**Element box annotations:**
%%
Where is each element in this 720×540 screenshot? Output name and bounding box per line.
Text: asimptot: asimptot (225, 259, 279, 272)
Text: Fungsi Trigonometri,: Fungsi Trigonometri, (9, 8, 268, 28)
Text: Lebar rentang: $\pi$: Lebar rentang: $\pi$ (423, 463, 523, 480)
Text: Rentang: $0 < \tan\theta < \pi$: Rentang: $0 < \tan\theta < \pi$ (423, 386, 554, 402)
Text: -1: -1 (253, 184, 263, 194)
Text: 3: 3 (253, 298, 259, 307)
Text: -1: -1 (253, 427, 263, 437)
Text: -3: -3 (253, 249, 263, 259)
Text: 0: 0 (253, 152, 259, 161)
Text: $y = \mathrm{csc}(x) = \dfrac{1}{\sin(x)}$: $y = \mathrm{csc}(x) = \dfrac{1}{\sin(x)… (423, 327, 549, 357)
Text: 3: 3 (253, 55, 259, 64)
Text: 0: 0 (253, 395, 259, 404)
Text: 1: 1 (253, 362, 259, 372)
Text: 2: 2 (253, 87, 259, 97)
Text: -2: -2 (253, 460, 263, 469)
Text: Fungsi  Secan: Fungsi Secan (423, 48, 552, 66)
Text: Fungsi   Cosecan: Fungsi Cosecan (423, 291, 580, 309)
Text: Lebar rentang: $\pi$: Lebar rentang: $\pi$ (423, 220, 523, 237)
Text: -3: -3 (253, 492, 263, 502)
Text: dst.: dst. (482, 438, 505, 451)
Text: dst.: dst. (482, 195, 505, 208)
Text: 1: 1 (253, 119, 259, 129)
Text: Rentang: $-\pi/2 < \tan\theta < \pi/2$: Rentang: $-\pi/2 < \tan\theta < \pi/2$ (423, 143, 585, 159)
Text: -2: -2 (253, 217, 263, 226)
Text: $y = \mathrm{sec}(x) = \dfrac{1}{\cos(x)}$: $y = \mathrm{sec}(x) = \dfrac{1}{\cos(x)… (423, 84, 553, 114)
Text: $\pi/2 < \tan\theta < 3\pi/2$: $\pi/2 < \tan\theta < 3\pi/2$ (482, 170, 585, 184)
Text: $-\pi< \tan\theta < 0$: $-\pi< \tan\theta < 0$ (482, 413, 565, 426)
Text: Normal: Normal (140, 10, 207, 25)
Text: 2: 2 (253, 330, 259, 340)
%%
**Written exercise:**
Turn the stretch of records from the start through the line containing "291, 580, 309)" into a numbered list, leaving out any blank lines.

**Problem solution:**
1. Where is each element in this 720×540 screenshot? Output name and bounding box per line.
2. Text: asimptot: asimptot (225, 259, 279, 272)
3. Text: Fungsi Trigonometri,: Fungsi Trigonometri, (9, 8, 268, 28)
4. Text: Lebar rentang: $\pi$: Lebar rentang: $\pi$ (423, 463, 523, 480)
5. Text: Rentang: $0 < \tan\theta < \pi$: Rentang: $0 < \tan\theta < \pi$ (423, 386, 554, 402)
6. Text: -1: -1 (253, 184, 263, 194)
7. Text: 3: 3 (253, 298, 259, 307)
8. Text: -1: -1 (253, 427, 263, 437)
9. Text: -3: -3 (253, 249, 263, 259)
10. Text: 0: 0 (253, 152, 259, 161)
11. Text: $y = \mathrm{csc}(x) = \dfrac{1}{\sin(x)}$: $y = \mathrm{csc}(x) = \dfrac{1}{\sin(x)… (423, 327, 549, 357)
12. Text: 3: 3 (253, 55, 259, 64)
13. Text: 0: 0 (253, 395, 259, 404)
14. Text: 1: 1 (253, 362, 259, 372)
15. Text: 2: 2 (253, 87, 259, 97)
16. Text: -2: -2 (253, 460, 263, 469)
17. Text: Fungsi  Secan: Fungsi Secan (423, 48, 552, 66)
18. Text: Fungsi   Cosecan: Fungsi Cosecan (423, 291, 580, 309)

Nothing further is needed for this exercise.